__Aim__. Show each line of the data below that has the string "ponieważ" in it.

__Data items__.
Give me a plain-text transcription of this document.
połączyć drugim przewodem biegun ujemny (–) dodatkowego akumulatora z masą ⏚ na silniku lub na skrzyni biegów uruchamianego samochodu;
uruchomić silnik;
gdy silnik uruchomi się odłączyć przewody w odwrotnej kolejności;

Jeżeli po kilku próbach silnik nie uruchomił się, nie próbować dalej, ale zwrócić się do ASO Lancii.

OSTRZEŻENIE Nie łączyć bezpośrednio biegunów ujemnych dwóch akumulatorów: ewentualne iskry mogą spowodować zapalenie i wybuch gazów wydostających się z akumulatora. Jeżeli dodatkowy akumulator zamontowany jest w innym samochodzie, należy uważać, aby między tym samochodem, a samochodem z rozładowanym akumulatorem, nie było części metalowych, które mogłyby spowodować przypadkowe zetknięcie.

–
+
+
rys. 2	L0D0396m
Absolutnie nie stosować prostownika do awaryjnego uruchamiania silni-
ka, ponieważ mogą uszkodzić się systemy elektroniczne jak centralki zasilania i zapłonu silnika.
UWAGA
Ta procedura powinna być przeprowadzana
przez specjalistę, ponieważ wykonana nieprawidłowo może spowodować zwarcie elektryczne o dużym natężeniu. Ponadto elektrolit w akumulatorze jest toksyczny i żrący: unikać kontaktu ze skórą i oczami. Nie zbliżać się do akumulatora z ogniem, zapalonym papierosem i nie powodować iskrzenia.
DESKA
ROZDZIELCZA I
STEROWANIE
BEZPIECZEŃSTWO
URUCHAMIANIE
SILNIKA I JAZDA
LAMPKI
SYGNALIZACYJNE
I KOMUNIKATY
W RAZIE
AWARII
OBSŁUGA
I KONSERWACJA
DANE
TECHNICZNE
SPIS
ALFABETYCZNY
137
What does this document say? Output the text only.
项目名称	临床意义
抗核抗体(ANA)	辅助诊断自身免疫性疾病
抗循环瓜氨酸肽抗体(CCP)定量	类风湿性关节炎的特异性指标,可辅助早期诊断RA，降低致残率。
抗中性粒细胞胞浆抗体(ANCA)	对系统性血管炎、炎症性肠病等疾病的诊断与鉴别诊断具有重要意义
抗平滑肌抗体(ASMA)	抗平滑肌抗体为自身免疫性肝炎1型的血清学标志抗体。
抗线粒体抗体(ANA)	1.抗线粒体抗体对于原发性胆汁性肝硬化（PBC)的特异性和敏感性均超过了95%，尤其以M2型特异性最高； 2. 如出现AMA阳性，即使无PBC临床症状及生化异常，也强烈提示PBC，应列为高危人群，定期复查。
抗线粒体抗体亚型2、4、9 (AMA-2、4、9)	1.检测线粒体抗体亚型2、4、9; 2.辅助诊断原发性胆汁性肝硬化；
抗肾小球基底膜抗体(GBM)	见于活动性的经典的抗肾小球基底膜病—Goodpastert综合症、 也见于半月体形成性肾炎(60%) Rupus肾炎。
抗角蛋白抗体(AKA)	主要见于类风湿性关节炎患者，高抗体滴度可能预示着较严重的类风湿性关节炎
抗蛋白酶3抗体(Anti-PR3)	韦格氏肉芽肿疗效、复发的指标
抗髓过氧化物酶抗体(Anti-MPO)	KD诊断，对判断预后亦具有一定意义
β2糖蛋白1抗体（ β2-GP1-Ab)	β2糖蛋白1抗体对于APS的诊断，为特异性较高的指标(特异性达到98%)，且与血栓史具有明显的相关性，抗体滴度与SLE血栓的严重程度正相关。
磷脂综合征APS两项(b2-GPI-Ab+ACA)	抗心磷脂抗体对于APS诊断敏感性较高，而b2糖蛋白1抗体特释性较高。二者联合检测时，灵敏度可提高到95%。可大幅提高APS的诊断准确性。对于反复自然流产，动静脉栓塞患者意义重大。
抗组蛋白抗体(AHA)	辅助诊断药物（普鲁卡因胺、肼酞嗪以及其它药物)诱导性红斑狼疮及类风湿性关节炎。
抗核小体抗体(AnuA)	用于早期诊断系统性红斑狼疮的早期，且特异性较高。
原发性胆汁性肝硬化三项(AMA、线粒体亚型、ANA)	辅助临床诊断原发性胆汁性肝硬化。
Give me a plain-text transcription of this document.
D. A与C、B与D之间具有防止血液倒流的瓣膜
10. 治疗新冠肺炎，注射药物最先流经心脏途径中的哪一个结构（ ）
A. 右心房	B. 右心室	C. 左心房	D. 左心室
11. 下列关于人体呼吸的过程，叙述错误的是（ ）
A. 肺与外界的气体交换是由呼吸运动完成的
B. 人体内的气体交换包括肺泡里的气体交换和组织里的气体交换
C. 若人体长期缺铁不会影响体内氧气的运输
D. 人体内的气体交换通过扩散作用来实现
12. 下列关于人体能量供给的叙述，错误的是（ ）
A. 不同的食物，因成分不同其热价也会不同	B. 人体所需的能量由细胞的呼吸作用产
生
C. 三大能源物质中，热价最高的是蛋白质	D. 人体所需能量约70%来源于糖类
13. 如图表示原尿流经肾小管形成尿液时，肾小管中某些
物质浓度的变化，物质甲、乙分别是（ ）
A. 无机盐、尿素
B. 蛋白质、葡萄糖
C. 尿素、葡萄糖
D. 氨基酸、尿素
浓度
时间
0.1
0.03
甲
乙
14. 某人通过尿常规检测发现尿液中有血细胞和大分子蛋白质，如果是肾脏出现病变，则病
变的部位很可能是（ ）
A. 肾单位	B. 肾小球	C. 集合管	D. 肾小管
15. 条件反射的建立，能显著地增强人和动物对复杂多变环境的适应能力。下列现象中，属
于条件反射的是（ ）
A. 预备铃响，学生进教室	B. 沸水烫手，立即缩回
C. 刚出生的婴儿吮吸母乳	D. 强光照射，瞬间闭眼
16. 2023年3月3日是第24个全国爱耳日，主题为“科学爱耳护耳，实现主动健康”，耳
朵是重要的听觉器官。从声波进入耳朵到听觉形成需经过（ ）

__Task answer__.
ka, ponieważ mogą uszkodzić się systemy elektroniczne jak centralki zasilania i zapłonu silnika.
przez specjalistę, ponieważ wykonana nieprawidłowo może spowodować zwarcie elektryczne o dużym natężeniu. Ponadto elektrolit w akumulatorze jest toksyczny i żrący: unikać kontaktu ze skórą i oczami. Nie zbliżać się do akumulatora z ogniem, zapalonym papierosem i nie powodować iskrzenia.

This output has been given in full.